→ What to produce
With the pictures omitted, write out the entries that follow exactly as they stand.

(Stored data)
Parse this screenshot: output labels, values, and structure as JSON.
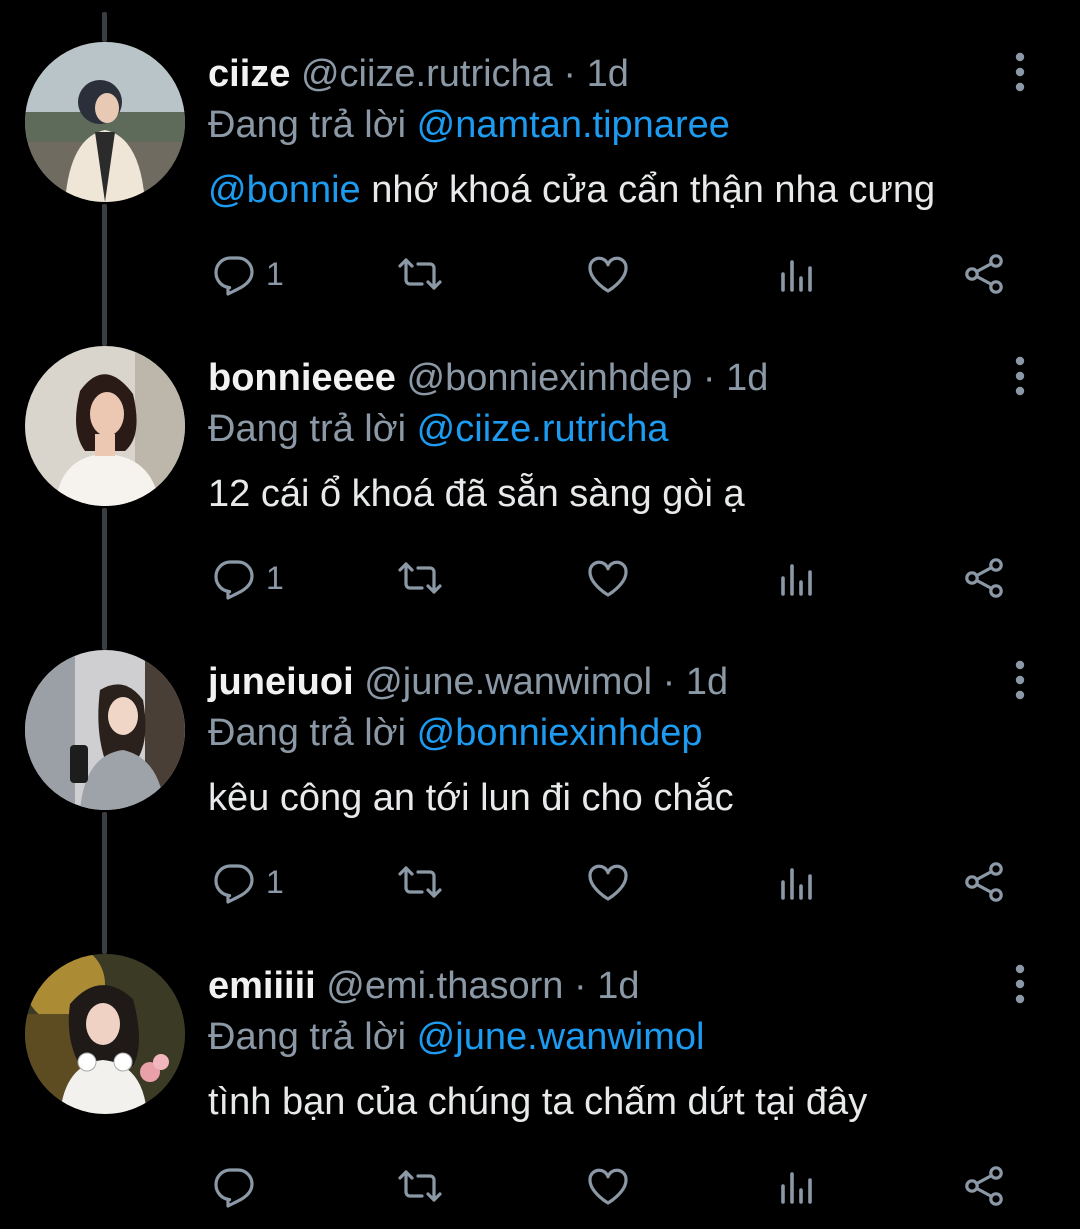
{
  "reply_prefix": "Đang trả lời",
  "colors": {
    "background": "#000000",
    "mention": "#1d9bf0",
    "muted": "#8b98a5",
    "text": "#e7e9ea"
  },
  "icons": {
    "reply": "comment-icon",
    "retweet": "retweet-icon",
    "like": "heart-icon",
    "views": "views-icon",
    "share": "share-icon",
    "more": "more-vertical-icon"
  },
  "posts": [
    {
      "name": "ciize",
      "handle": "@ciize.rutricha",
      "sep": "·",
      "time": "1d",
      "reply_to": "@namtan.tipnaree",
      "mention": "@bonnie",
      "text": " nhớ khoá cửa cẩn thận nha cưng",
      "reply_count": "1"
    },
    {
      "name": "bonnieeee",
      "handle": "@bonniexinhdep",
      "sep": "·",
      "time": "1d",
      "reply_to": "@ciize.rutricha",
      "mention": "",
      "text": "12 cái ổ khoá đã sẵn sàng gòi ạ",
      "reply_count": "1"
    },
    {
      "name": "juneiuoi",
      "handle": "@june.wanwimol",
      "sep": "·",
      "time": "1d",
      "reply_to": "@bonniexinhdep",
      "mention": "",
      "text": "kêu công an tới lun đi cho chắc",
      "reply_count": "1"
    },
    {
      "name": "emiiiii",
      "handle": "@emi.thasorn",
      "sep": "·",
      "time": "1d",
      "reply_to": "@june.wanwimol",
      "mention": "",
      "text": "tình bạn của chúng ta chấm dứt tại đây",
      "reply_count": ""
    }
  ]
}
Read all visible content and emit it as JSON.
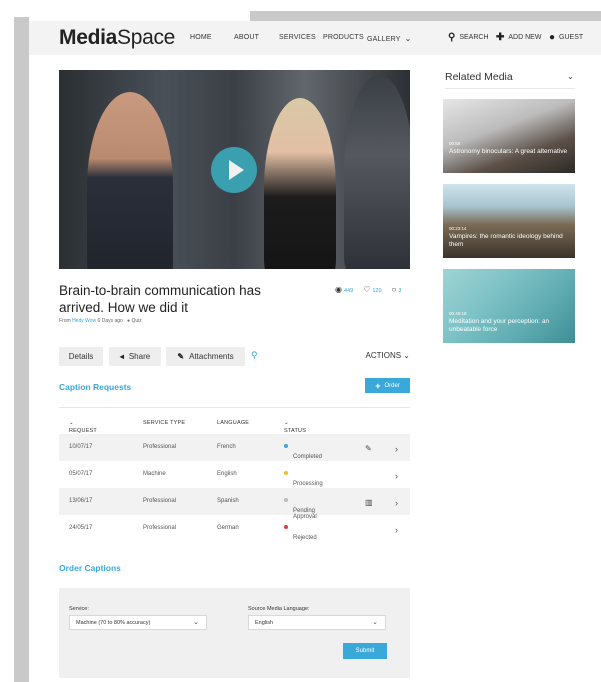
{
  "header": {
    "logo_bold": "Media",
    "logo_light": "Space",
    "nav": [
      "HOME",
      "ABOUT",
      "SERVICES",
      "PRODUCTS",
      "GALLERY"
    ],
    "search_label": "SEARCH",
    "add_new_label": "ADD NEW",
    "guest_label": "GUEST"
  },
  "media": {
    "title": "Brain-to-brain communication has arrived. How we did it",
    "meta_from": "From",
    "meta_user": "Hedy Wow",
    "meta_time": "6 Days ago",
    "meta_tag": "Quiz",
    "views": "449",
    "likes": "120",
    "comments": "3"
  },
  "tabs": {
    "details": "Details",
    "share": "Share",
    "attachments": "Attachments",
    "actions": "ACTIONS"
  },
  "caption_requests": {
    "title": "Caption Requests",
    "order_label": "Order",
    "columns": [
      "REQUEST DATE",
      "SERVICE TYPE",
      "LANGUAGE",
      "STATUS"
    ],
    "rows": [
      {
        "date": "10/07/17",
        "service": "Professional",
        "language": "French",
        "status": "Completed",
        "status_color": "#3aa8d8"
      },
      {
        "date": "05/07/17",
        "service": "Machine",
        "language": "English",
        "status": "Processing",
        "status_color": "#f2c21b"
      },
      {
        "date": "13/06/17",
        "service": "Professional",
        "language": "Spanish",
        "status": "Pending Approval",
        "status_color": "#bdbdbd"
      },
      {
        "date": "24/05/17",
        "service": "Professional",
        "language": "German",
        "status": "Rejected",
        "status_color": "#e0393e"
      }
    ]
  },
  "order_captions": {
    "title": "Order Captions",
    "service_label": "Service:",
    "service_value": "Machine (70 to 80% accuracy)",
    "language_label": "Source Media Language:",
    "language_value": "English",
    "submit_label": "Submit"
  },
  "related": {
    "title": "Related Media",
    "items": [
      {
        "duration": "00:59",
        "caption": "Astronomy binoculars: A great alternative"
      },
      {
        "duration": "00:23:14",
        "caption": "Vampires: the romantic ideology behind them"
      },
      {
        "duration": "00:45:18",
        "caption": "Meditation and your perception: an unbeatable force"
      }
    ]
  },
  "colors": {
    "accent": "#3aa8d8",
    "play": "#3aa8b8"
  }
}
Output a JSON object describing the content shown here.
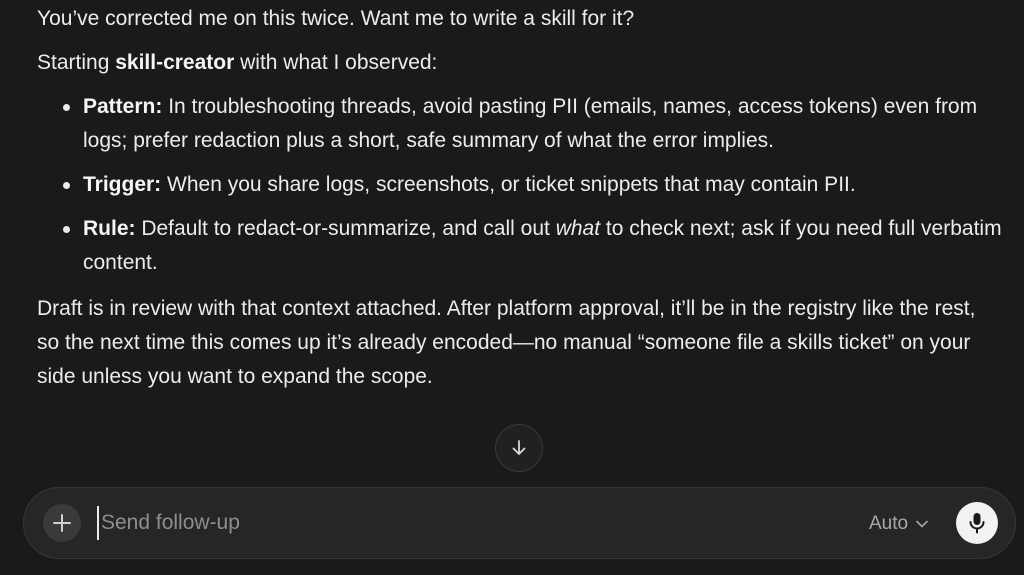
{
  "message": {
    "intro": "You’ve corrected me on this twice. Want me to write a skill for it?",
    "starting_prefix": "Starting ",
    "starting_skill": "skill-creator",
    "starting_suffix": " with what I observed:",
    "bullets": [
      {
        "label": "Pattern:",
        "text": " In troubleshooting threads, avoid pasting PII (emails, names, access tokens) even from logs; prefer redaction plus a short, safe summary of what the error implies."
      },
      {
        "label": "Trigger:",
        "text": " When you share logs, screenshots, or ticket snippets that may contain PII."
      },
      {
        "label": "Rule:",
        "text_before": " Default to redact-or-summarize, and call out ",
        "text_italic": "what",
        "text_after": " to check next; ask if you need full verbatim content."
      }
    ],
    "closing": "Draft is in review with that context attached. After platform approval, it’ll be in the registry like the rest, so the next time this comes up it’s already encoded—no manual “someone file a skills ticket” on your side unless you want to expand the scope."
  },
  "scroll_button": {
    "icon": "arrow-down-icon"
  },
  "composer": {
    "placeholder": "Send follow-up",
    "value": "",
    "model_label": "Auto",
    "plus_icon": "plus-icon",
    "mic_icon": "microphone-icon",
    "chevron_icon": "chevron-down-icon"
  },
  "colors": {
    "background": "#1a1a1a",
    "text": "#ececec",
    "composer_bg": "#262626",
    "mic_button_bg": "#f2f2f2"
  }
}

→ Answer for this exercise
Parse this screenshot: output labels, values, and structure as JSON.
{
  "reply_prefix": "Đang trả lời",
  "colors": {
    "background": "#000000",
    "mention": "#1d9bf0",
    "muted": "#8b98a5",
    "text": "#e7e9ea"
  },
  "icons": {
    "reply": "comment-icon",
    "retweet": "retweet-icon",
    "like": "heart-icon",
    "views": "views-icon",
    "share": "share-icon",
    "more": "more-vertical-icon"
  },
  "posts": [
    {
      "name": "ciize",
      "handle": "@ciize.rutricha",
      "sep": "·",
      "time": "1d",
      "reply_to": "@namtan.tipnaree",
      "mention": "@bonnie",
      "text": " nhớ khoá cửa cẩn thận nha cưng",
      "reply_count": "1"
    },
    {
      "name": "bonnieeee",
      "handle": "@bonniexinhdep",
      "sep": "·",
      "time": "1d",
      "reply_to": "@ciize.rutricha",
      "mention": "",
      "text": "12 cái ổ khoá đã sẵn sàng gòi ạ",
      "reply_count": "1"
    },
    {
      "name": "juneiuoi",
      "handle": "@june.wanwimol",
      "sep": "·",
      "time": "1d",
      "reply_to": "@bonniexinhdep",
      "mention": "",
      "text": "kêu công an tới lun đi cho chắc",
      "reply_count": "1"
    },
    {
      "name": "emiiiii",
      "handle": "@emi.thasorn",
      "sep": "·",
      "time": "1d",
      "reply_to": "@june.wanwimol",
      "mention": "",
      "text": "tình bạn của chúng ta chấm dứt tại đây",
      "reply_count": ""
    }
  ]
}
Read all visible content and emit it as JSON.
{
  "header": {
    "logo_bold": "Media",
    "logo_light": "Space",
    "nav": [
      "HOME",
      "ABOUT",
      "SERVICES",
      "PRODUCTS",
      "GALLERY"
    ],
    "search_label": "SEARCH",
    "add_new_label": "ADD NEW",
    "guest_label": "GUEST"
  },
  "media": {
    "title": "Brain-to-brain communication has arrived. How we did it",
    "meta_from": "From",
    "meta_user": "Hedy Wow",
    "meta_time": "6 Days ago",
    "meta_tag": "Quiz",
    "views": "449",
    "likes": "120",
    "comments": "3"
  },
  "tabs": {
    "details": "Details",
    "share": "Share",
    "attachments": "Attachments",
    "actions": "ACTIONS"
  },
  "caption_requests": {
    "title": "Caption Requests",
    "order_label": "Order",
    "columns": [
      "REQUEST DATE",
      "SERVICE TYPE",
      "LANGUAGE",
      "STATUS"
    ],
    "rows": [
      {
        "date": "10/07/17",
        "service": "Professional",
        "language": "French",
        "status": "Completed",
        "status_color": "#3aa8d8"
      },
      {
        "date": "05/07/17",
        "service": "Machine",
        "language": "English",
        "status": "Processing",
        "status_color": "#f2c21b"
      },
      {
        "date": "13/06/17",
        "service": "Professional",
        "language": "Spanish",
        "status": "Pending Approval",
        "status_color": "#bdbdbd"
      },
      {
        "date": "24/05/17",
        "service": "Professional",
        "language": "German",
        "status": "Rejected",
        "status_color": "#e0393e"
      }
    ]
  },
  "order_captions": {
    "title": "Order Captions",
    "service_label": "Service:",
    "service_value": "Machine (70 to 80% accuracy)",
    "language_label": "Source Media Language:",
    "language_value": "English",
    "submit_label": "Submit"
  },
  "related": {
    "title": "Related Media",
    "items": [
      {
        "duration": "00:59",
        "caption": "Astronomy binoculars: A great alternative"
      },
      {
        "duration": "00:23:14",
        "caption": "Vampires: the romantic ideology behind them"
      },
      {
        "duration": "00:45:18",
        "caption": "Meditation and your perception: an unbeatable force"
      }
    ]
  },
  "colors": {
    "accent": "#3aa8d8",
    "play": "#3aa8b8"
  }
}
Output a JSON object describing the content shown here.
{
  "message": {
    "intro": "You’ve corrected me on this twice. Want me to write a skill for it?",
    "starting_prefix": "Starting ",
    "starting_skill": "skill-creator",
    "starting_suffix": " with what I observed:",
    "bullets": [
      {
        "label": "Pattern:",
        "text": " In troubleshooting threads, avoid pasting PII (emails, names, access tokens) even from logs; prefer redaction plus a short, safe summary of what the error implies."
      },
      {
        "label": "Trigger:",
        "text": " When you share logs, screenshots, or ticket snippets that may contain PII."
      },
      {
        "label": "Rule:",
        "text_before": " Default to redact-or-summarize, and call out ",
        "text_italic": "what",
        "text_after": " to check next; ask if you need full verbatim content."
      }
    ],
    "closing": "Draft is in review with that context attached. After platform approval, it’ll be in the registry like the rest, so the next time this comes up it’s already encoded—no manual “someone file a skills ticket” on your side unless you want to expand the scope."
  },
  "scroll_button": {
    "icon": "arrow-down-icon"
  },
  "composer": {
    "placeholder": "Send follow-up",
    "value": "",
    "model_label": "Auto",
    "plus_icon": "plus-icon",
    "mic_icon": "microphone-icon",
    "chevron_icon": "chevron-down-icon"
  },
  "colors": {
    "background": "#1a1a1a",
    "text": "#ececec",
    "composer_bg": "#262626",
    "mic_button_bg": "#f2f2f2"
  }
}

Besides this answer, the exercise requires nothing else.